# [AIM OF THE TASK]
Below is a set of records; restate each one word for word.

# [RECORDS TO USE]
■ ■ ■
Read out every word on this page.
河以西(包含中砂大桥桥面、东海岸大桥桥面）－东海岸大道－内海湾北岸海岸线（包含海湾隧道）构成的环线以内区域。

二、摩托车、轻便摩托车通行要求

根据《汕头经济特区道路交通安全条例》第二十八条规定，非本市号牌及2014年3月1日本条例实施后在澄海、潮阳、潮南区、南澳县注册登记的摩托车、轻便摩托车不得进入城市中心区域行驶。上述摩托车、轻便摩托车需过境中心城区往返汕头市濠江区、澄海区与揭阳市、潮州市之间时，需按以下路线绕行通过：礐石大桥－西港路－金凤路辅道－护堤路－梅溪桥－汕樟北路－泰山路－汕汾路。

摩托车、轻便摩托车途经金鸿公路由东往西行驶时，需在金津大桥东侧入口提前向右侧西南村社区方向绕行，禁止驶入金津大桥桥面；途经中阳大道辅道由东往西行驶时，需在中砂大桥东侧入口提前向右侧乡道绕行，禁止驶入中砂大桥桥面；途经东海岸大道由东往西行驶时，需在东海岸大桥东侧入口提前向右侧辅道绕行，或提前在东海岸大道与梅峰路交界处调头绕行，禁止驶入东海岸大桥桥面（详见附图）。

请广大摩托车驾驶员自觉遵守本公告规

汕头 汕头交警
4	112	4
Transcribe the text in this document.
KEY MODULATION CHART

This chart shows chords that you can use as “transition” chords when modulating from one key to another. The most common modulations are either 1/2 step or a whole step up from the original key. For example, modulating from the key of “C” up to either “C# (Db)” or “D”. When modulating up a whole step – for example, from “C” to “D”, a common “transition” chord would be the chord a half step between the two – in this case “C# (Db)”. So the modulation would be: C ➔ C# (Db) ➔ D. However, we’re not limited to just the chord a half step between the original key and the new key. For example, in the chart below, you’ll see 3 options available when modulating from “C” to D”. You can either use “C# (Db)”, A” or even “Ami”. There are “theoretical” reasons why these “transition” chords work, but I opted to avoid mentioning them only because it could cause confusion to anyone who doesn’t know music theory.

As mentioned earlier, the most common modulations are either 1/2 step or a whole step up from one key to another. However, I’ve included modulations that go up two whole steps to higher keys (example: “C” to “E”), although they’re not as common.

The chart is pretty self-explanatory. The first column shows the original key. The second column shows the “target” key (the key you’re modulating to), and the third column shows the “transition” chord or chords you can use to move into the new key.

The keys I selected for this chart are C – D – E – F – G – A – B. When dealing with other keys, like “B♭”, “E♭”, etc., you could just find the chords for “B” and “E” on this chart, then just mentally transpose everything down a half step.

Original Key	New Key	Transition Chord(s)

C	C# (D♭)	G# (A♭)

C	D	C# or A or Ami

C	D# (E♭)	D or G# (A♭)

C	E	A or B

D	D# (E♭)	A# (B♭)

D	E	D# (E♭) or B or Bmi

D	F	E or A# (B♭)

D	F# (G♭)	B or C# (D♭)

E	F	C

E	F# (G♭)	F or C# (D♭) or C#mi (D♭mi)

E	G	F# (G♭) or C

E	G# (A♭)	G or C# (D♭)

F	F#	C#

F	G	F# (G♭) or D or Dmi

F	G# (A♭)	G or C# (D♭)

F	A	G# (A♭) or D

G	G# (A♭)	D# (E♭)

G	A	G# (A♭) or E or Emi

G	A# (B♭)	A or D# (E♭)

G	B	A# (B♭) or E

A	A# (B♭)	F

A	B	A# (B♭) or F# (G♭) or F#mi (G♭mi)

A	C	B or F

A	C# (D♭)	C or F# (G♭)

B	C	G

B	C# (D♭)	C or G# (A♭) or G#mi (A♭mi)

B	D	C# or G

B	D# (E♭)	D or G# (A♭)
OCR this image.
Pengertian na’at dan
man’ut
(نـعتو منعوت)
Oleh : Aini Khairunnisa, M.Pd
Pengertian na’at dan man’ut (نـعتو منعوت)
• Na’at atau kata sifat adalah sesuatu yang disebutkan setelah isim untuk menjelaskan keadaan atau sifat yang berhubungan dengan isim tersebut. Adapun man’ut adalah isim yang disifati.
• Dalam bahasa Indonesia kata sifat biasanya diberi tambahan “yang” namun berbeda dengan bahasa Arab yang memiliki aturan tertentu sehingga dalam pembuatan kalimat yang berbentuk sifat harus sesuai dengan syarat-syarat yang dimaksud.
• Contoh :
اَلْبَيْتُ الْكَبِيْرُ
■ ■ ■
# [WRITTEN ANSWER]
Read out every word on this page.
河以西(包含中砂大桥桥面、东海岸大桥桥面）－东海岸大道－内海湾北岸海岸线（包含海湾隧道）构成的环线以内区域。

二、摩托车、轻便摩托车通行要求

根据《汕头经济特区道路交通安全条例》第二十八条规定，非本市号牌及2014年3月1日本条例实施后在澄海、潮阳、潮南区、南澳县注册登记的摩托车、轻便摩托车不得进入城市中心区域行驶。上述摩托车、轻便摩托车需过境中心城区往返汕头市濠江区、澄海区与揭阳市、潮州市之间时，需按以下路线绕行通过：礐石大桥－西港路－金凤路辅道－护堤路－梅溪桥－汕樟北路－泰山路－汕汾路。

摩托车、轻便摩托车途经金鸿公路由东往西行驶时，需在金津大桥东侧入口提前向右侧西南村社区方向绕行，禁止驶入金津大桥桥面；途经中阳大道辅道由东往西行驶时，需在中砂大桥东侧入口提前向右侧乡道绕行，禁止驶入中砂大桥桥面；途经东海岸大道由东往西行驶时，需在东海岸大桥东侧入口提前向右侧辅道绕行，或提前在东海岸大道与梅峰路交界处调头绕行，禁止驶入东海岸大桥桥面（详见附图）。

请广大摩托车驾驶员自觉遵守本公告规

汕头 汕头交警
4	112	4
Transcribe the text in this document.
KEY MODULATION CHART

This chart shows chords that you can use as “transition” chords when modulating from one key to another. The most common modulations are either 1/2 step or a whole step up from the original key. For example, modulating from the key of “C” up to either “C# (Db)” or “D”. When modulating up a whole step – for example, from “C” to “D”, a common “transition” chord would be the chord a half step between the two – in this case “C# (Db)”. So the modulation would be: C ➔ C# (Db) ➔ D. However, we’re not limited to just the chord a half step between the original key and the new key. For example, in the chart below, you’ll see 3 options available when modulating from “C” to D”. You can either use “C# (Db)”, A” or even “Ami”. There are “theoretical” reasons why these “transition” chords work, but I opted to avoid mentioning them only because it could cause confusion to anyone who doesn’t know music theory.

As mentioned earlier, the most common modulations are either 1/2 step or a whole step up from one key to another. However, I’ve included modulations that go up two whole steps to higher keys (example: “C” to “E”), although they’re not as common.

The chart is pretty self-explanatory. The first column shows the original key. The second column shows the “target” key (the key you’re modulating to), and the third column shows the “transition” chord or chords you can use to move into the new key.

The keys I selected for this chart are C – D – E – F – G – A – B. When dealing with other keys, like “B♭”, “E♭”, etc., you could just find the chords for “B” and “E” on this chart, then just mentally transpose everything down a half step.

Original Key	New Key	Transition Chord(s)

C	C# (D♭)	G# (A♭)

C	D	C# or A or Ami

C	D# (E♭)	D or G# (A♭)

C	E	A or B

D	D# (E♭)	A# (B♭)

D	E	D# (E♭) or B or Bmi

D	F	E or A# (B♭)

D	F# (G♭)	B or C# (D♭)

E	F	C

E	F# (G♭)	F or C# (D♭) or C#mi (D♭mi)

E	G	F# (G♭) or C

E	G# (A♭)	G or C# (D♭)

F	F#	C#

F	G	F# (G♭) or D or Dmi

F	G# (A♭)	G or C# (D♭)

F	A	G# (A♭) or D

G	G# (A♭)	D# (E♭)

G	A	G# (A♭) or E or Emi

G	A# (B♭)	A or D# (E♭)

G	B	A# (B♭) or E

A	A# (B♭)	F

A	B	A# (B♭) or F# (G♭) or F#mi (G♭mi)

A	C	B or F

A	C# (D♭)	C or F# (G♭)

B	C	G

B	C# (D♭)	C or G# (A♭) or G#mi (A♭mi)

B	D	C# or G

B	D# (E♭)	D or G# (A♭)
OCR this image.
Pengertian na’at dan
man’ut
(نـعتو منعوت)
Oleh : Aini Khairunnisa, M.Pd
Pengertian na’at dan man’ut (نـعتو منعوت)
• Na’at atau kata sifat adalah sesuatu yang disebutkan setelah isim untuk menjelaskan keadaan atau sifat yang berhubungan dengan isim tersebut. Adapun man’ut adalah isim yang disifati.
• Dalam bahasa Indonesia kata sifat biasanya diberi tambahan “yang” namun berbeda dengan bahasa Arab yang memiliki aturan tertentu sehingga dalam pembuatan kalimat yang berbentuk sifat harus sesuai dengan syarat-syarat yang dimaksud.
• Contoh :
اَلْبَيْتُ الْكَبِيْرُ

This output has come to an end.